Listed records
## Begin

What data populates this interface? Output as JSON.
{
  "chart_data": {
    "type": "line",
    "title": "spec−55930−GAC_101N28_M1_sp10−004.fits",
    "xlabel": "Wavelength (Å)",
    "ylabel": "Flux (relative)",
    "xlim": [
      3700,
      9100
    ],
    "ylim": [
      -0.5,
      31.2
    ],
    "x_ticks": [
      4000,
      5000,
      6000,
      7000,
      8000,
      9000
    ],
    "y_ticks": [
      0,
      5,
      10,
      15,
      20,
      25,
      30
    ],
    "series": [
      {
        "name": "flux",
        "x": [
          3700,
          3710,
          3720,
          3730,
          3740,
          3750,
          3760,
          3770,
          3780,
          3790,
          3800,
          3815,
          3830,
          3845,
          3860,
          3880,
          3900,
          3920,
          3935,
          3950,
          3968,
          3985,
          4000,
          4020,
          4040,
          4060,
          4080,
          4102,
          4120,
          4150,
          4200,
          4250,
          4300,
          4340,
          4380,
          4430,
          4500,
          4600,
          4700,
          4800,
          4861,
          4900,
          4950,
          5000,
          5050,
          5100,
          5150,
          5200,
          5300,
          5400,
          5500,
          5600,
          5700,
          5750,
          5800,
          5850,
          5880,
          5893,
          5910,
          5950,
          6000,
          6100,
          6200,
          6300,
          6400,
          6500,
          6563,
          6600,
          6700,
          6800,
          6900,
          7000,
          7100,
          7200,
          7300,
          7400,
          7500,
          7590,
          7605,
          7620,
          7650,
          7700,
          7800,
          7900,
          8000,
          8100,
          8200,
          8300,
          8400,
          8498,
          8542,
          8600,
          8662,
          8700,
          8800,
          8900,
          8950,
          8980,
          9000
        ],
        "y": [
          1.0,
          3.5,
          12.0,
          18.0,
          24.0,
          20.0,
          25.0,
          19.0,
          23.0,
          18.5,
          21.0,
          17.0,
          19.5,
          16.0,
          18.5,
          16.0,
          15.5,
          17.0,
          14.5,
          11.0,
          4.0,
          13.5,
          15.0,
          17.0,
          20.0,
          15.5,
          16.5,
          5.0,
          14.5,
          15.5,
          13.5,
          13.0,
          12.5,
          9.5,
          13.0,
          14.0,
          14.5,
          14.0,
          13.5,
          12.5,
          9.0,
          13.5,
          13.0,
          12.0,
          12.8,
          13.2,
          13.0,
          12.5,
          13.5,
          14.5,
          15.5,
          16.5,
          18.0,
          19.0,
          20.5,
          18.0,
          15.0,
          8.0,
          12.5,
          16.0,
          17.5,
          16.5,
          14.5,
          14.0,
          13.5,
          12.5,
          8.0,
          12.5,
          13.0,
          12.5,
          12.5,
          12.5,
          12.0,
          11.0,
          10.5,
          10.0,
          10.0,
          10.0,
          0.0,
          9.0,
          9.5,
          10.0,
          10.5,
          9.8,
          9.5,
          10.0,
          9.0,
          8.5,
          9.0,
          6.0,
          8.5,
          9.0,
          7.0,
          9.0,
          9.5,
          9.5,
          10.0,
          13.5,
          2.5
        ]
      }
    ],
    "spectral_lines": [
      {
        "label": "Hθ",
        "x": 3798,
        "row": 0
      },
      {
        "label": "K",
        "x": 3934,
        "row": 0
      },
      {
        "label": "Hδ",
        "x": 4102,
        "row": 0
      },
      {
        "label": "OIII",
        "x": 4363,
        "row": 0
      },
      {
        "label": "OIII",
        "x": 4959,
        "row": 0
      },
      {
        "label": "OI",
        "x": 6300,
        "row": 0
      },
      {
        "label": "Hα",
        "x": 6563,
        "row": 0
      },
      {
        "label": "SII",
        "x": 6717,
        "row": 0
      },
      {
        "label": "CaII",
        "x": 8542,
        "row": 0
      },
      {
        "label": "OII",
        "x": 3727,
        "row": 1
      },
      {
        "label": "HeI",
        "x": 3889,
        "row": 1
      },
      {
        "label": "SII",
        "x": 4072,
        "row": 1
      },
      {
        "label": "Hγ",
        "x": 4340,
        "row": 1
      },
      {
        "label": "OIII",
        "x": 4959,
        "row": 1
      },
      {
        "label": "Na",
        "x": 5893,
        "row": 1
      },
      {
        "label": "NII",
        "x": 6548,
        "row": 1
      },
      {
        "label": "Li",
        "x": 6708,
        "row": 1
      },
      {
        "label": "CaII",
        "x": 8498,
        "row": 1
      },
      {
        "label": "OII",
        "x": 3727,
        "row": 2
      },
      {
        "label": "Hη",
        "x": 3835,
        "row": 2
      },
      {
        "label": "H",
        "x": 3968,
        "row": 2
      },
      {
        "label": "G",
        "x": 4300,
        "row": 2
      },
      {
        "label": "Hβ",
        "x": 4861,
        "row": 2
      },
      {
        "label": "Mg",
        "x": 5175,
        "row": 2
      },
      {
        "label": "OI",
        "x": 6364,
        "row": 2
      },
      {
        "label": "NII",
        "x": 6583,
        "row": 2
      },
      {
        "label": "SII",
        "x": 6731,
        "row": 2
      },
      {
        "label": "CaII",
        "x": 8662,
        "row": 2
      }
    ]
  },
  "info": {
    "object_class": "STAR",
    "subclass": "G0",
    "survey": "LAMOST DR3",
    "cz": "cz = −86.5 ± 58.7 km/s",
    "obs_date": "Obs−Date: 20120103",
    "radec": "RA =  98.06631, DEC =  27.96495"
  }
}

## End

Exercise brief
Print the records above exactly as they appear.

Response to the exercise
What data populates this interface? Output as JSON.
{
  "chart_data": {
    "type": "line",
    "title": "spec−55930−GAC_101N28_M1_sp10−004.fits",
    "xlabel": "Wavelength (Å)",
    "ylabel": "Flux (relative)",
    "xlim": [
      3700,
      9100
    ],
    "ylim": [
      -0.5,
      31.2
    ],
    "x_ticks": [
      4000,
      5000,
      6000,
      7000,
      8000,
      9000
    ],
    "y_ticks": [
      0,
      5,
      10,
      15,
      20,
      25,
      30
    ],
    "series": [
      {
        "name": "flux",
        "x": [
          3700,
          3710,
          3720,
          3730,
          3740,
          3750,
          3760,
          3770,
          3780,
          3790,
          3800,
          3815,
          3830,
          3845,
          3860,
          3880,
          3900,
          3920,
          3935,
          3950,
          3968,
          3985,
          4000,
          4020,
          4040,
          4060,
          4080,
          4102,
          4120,
          4150,
          4200,
          4250,
          4300,
          4340,
          4380,
          4430,
          4500,
          4600,
          4700,
          4800,
          4861,
          4900,
          4950,
          5000,
          5050,
          5100,
          5150,
          5200,
          5300,
          5400,
          5500,
          5600,
          5700,
          5750,
          5800,
          5850,
          5880,
          5893,
          5910,
          5950,
          6000,
          6100,
          6200,
          6300,
          6400,
          6500,
          6563,
          6600,
          6700,
          6800,
          6900,
          7000,
          7100,
          7200,
          7300,
          7400,
          7500,
          7590,
          7605,
          7620,
          7650,
          7700,
          7800,
          7900,
          8000,
          8100,
          8200,
          8300,
          8400,
          8498,
          8542,
          8600,
          8662,
          8700,
          8800,
          8900,
          8950,
          8980,
          9000
        ],
        "y": [
          1.0,
          3.5,
          12.0,
          18.0,
          24.0,
          20.0,
          25.0,
          19.0,
          23.0,
          18.5,
          21.0,
          17.0,
          19.5,
          16.0,
          18.5,
          16.0,
          15.5,
          17.0,
          14.5,
          11.0,
          4.0,
          13.5,
          15.0,
          17.0,
          20.0,
          15.5,
          16.5,
          5.0,
          14.5,
          15.5,
          13.5,
          13.0,
          12.5,
          9.5,
          13.0,
          14.0,
          14.5,
          14.0,
          13.5,
          12.5,
          9.0,
          13.5,
          13.0,
          12.0,
          12.8,
          13.2,
          13.0,
          12.5,
          13.5,
          14.5,
          15.5,
          16.5,
          18.0,
          19.0,
          20.5,
          18.0,
          15.0,
          8.0,
          12.5,
          16.0,
          17.5,
          16.5,
          14.5,
          14.0,
          13.5,
          12.5,
          8.0,
          12.5,
          13.0,
          12.5,
          12.5,
          12.5,
          12.0,
          11.0,
          10.5,
          10.0,
          10.0,
          10.0,
          0.0,
          9.0,
          9.5,
          10.0,
          10.5,
          9.8,
          9.5,
          10.0,
          9.0,
          8.5,
          9.0,
          6.0,
          8.5,
          9.0,
          7.0,
          9.0,
          9.5,
          9.5,
          10.0,
          13.5,
          2.5
        ]
      }
    ],
    "spectral_lines": [
      {
        "label": "Hθ",
        "x": 3798,
        "row": 0
      },
      {
        "label": "K",
        "x": 3934,
        "row": 0
      },
      {
        "label": "Hδ",
        "x": 4102,
        "row": 0
      },
      {
        "label": "OIII",
        "x": 4363,
        "row": 0
      },
      {
        "label": "OIII",
        "x": 4959,
        "row": 0
      },
      {
        "label": "OI",
        "x": 6300,
        "row": 0
      },
      {
        "label": "Hα",
        "x": 6563,
        "row": 0
      },
      {
        "label": "SII",
        "x": 6717,
        "row": 0
      },
      {
        "label": "CaII",
        "x": 8542,
        "row": 0
      },
      {
        "label": "OII",
        "x": 3727,
        "row": 1
      },
      {
        "label": "HeI",
        "x": 3889,
        "row": 1
      },
      {
        "label": "SII",
        "x": 4072,
        "row": 1
      },
      {
        "label": "Hγ",
        "x": 4340,
        "row": 1
      },
      {
        "label": "OIII",
        "x": 4959,
        "row": 1
      },
      {
        "label": "Na",
        "x": 5893,
        "row": 1
      },
      {
        "label": "NII",
        "x": 6548,
        "row": 1
      },
      {
        "label": "Li",
        "x": 6708,
        "row": 1
      },
      {
        "label": "CaII",
        "x": 8498,
        "row": 1
      },
      {
        "label": "OII",
        "x": 3727,
        "row": 2
      },
      {
        "label": "Hη",
        "x": 3835,
        "row": 2
      },
      {
        "label": "H",
        "x": 3968,
        "row": 2
      },
      {
        "label": "G",
        "x": 4300,
        "row": 2
      },
      {
        "label": "Hβ",
        "x": 4861,
        "row": 2
      },
      {
        "label": "Mg",
        "x": 5175,
        "row": 2
      },
      {
        "label": "OI",
        "x": 6364,
        "row": 2
      },
      {
        "label": "NII",
        "x": 6583,
        "row": 2
      },
      {
        "label": "SII",
        "x": 6731,
        "row": 2
      },
      {
        "label": "CaII",
        "x": 8662,
        "row": 2
      }
    ]
  },
  "info": {
    "object_class": "STAR",
    "subclass": "G0",
    "survey": "LAMOST DR3",
    "cz": "cz = −86.5 ± 58.7 km/s",
    "obs_date": "Obs−Date: 20120103",
    "radec": "RA =  98.06631, DEC =  27.96495"
  }
}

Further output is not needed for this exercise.